◆ **Exercise instructions**
Type every record exactly as it appears.

***** Records to use

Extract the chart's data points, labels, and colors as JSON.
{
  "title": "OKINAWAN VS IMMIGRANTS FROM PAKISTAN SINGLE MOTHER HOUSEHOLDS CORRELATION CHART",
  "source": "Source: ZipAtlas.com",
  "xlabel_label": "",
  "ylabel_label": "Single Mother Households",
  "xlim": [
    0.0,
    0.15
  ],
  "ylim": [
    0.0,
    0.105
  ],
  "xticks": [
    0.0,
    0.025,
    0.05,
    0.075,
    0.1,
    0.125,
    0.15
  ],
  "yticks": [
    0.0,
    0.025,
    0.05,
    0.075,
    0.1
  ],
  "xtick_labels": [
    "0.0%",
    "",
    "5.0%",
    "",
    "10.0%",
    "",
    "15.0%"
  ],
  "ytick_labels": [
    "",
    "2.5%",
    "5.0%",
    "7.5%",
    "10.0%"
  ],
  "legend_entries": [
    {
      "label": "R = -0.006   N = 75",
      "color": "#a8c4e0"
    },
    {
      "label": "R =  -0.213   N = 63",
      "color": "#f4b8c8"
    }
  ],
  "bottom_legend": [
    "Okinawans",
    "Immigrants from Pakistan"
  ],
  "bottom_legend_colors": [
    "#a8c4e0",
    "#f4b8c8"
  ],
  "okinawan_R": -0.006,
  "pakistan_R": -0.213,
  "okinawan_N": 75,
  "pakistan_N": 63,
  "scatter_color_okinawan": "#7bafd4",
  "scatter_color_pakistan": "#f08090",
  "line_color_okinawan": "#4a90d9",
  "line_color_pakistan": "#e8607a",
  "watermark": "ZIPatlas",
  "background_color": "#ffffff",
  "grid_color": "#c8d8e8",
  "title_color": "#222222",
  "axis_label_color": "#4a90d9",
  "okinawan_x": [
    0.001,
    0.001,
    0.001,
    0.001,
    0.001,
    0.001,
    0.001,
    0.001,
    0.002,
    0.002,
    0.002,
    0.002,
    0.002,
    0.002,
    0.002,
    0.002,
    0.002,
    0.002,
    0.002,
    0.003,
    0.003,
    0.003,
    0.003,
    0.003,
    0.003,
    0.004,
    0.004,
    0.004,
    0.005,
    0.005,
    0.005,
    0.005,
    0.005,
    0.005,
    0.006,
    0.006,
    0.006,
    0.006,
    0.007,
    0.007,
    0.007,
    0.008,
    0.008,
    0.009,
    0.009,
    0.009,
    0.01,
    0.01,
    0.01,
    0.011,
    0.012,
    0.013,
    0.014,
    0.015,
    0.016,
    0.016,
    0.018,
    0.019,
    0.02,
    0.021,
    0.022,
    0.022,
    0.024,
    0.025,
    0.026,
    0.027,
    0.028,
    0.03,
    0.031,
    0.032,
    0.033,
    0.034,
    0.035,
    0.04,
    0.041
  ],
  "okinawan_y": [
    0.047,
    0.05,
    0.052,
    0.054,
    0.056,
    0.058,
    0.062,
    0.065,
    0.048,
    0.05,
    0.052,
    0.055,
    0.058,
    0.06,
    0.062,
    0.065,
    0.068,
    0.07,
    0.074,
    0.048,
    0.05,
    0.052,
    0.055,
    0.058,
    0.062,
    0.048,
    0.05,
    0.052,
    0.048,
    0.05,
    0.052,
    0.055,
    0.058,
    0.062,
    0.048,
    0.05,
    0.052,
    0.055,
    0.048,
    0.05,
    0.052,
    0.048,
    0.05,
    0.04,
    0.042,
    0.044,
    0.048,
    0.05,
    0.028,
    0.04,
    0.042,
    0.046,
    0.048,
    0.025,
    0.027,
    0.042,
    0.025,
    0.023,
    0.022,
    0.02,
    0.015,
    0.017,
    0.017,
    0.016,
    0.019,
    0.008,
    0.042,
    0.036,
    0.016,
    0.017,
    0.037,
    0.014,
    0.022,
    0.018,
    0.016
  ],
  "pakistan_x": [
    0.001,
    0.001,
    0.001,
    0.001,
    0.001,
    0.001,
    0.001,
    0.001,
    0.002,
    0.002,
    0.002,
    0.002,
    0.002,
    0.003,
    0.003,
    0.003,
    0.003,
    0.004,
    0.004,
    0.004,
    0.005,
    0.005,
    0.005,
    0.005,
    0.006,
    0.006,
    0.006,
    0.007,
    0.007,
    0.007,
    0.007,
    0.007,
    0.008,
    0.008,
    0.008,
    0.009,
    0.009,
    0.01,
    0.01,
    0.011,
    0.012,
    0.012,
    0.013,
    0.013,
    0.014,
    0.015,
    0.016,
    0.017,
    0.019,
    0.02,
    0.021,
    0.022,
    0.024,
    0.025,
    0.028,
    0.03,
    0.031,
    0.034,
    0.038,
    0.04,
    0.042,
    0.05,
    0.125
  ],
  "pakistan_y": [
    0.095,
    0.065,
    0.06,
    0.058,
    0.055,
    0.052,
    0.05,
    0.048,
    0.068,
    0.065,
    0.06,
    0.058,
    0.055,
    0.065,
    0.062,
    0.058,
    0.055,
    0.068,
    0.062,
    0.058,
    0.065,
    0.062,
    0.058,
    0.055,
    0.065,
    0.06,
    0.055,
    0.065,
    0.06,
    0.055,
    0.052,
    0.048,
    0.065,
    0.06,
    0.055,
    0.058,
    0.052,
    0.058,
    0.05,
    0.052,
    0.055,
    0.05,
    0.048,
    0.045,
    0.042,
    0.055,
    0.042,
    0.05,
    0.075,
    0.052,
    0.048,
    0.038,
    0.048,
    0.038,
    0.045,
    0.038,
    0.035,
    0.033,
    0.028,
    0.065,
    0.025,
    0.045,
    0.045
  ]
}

**********

◆ **Reply**
Extract the chart's data points, labels, and colors as JSON.
{
  "title": "OKINAWAN VS IMMIGRANTS FROM PAKISTAN SINGLE MOTHER HOUSEHOLDS CORRELATION CHART",
  "source": "Source: ZipAtlas.com",
  "xlabel_label": "",
  "ylabel_label": "Single Mother Households",
  "xlim": [
    0.0,
    0.15
  ],
  "ylim": [
    0.0,
    0.105
  ],
  "xticks": [
    0.0,
    0.025,
    0.05,
    0.075,
    0.1,
    0.125,
    0.15
  ],
  "yticks": [
    0.0,
    0.025,
    0.05,
    0.075,
    0.1
  ],
  "xtick_labels": [
    "0.0%",
    "",
    "5.0%",
    "",
    "10.0%",
    "",
    "15.0%"
  ],
  "ytick_labels": [
    "",
    "2.5%",
    "5.0%",
    "7.5%",
    "10.0%"
  ],
  "legend_entries": [
    {
      "label": "R = -0.006   N = 75",
      "color": "#a8c4e0"
    },
    {
      "label": "R =  -0.213   N = 63",
      "color": "#f4b8c8"
    }
  ],
  "bottom_legend": [
    "Okinawans",
    "Immigrants from Pakistan"
  ],
  "bottom_legend_colors": [
    "#a8c4e0",
    "#f4b8c8"
  ],
  "okinawan_R": -0.006,
  "pakistan_R": -0.213,
  "okinawan_N": 75,
  "pakistan_N": 63,
  "scatter_color_okinawan": "#7bafd4",
  "scatter_color_pakistan": "#f08090",
  "line_color_okinawan": "#4a90d9",
  "line_color_pakistan": "#e8607a",
  "watermark": "ZIPatlas",
  "background_color": "#ffffff",
  "grid_color": "#c8d8e8",
  "title_color": "#222222",
  "axis_label_color": "#4a90d9",
  "okinawan_x": [
    0.001,
    0.001,
    0.001,
    0.001,
    0.001,
    0.001,
    0.001,
    0.001,
    0.002,
    0.002,
    0.002,
    0.002,
    0.002,
    0.002,
    0.002,
    0.002,
    0.002,
    0.002,
    0.002,
    0.003,
    0.003,
    0.003,
    0.003,
    0.003,
    0.003,
    0.004,
    0.004,
    0.004,
    0.005,
    0.005,
    0.005,
    0.005,
    0.005,
    0.005,
    0.006,
    0.006,
    0.006,
    0.006,
    0.007,
    0.007,
    0.007,
    0.008,
    0.008,
    0.009,
    0.009,
    0.009,
    0.01,
    0.01,
    0.01,
    0.011,
    0.012,
    0.013,
    0.014,
    0.015,
    0.016,
    0.016,
    0.018,
    0.019,
    0.02,
    0.021,
    0.022,
    0.022,
    0.024,
    0.025,
    0.026,
    0.027,
    0.028,
    0.03,
    0.031,
    0.032,
    0.033,
    0.034,
    0.035,
    0.04,
    0.041
  ],
  "okinawan_y": [
    0.047,
    0.05,
    0.052,
    0.054,
    0.056,
    0.058,
    0.062,
    0.065,
    0.048,
    0.05,
    0.052,
    0.055,
    0.058,
    0.06,
    0.062,
    0.065,
    0.068,
    0.07,
    0.074,
    0.048,
    0.05,
    0.052,
    0.055,
    0.058,
    0.062,
    0.048,
    0.05,
    0.052,
    0.048,
    0.05,
    0.052,
    0.055,
    0.058,
    0.062,
    0.048,
    0.05,
    0.052,
    0.055,
    0.048,
    0.05,
    0.052,
    0.048,
    0.05,
    0.04,
    0.042,
    0.044,
    0.048,
    0.05,
    0.028,
    0.04,
    0.042,
    0.046,
    0.048,
    0.025,
    0.027,
    0.042,
    0.025,
    0.023,
    0.022,
    0.02,
    0.015,
    0.017,
    0.017,
    0.016,
    0.019,
    0.008,
    0.042,
    0.036,
    0.016,
    0.017,
    0.037,
    0.014,
    0.022,
    0.018,
    0.016
  ],
  "pakistan_x": [
    0.001,
    0.001,
    0.001,
    0.001,
    0.001,
    0.001,
    0.001,
    0.001,
    0.002,
    0.002,
    0.002,
    0.002,
    0.002,
    0.003,
    0.003,
    0.003,
    0.003,
    0.004,
    0.004,
    0.004,
    0.005,
    0.005,
    0.005,
    0.005,
    0.006,
    0.006,
    0.006,
    0.007,
    0.007,
    0.007,
    0.007,
    0.007,
    0.008,
    0.008,
    0.008,
    0.009,
    0.009,
    0.01,
    0.01,
    0.011,
    0.012,
    0.012,
    0.013,
    0.013,
    0.014,
    0.015,
    0.016,
    0.017,
    0.019,
    0.02,
    0.021,
    0.022,
    0.024,
    0.025,
    0.028,
    0.03,
    0.031,
    0.034,
    0.038,
    0.04,
    0.042,
    0.05,
    0.125
  ],
  "pakistan_y": [
    0.095,
    0.065,
    0.06,
    0.058,
    0.055,
    0.052,
    0.05,
    0.048,
    0.068,
    0.065,
    0.06,
    0.058,
    0.055,
    0.065,
    0.062,
    0.058,
    0.055,
    0.068,
    0.062,
    0.058,
    0.065,
    0.062,
    0.058,
    0.055,
    0.065,
    0.06,
    0.055,
    0.065,
    0.06,
    0.055,
    0.052,
    0.048,
    0.065,
    0.06,
    0.055,
    0.058,
    0.052,
    0.058,
    0.05,
    0.052,
    0.055,
    0.05,
    0.048,
    0.045,
    0.042,
    0.055,
    0.042,
    0.05,
    0.075,
    0.052,
    0.048,
    0.038,
    0.048,
    0.038,
    0.045,
    0.038,
    0.035,
    0.033,
    0.028,
    0.065,
    0.025,
    0.045,
    0.045
  ]
}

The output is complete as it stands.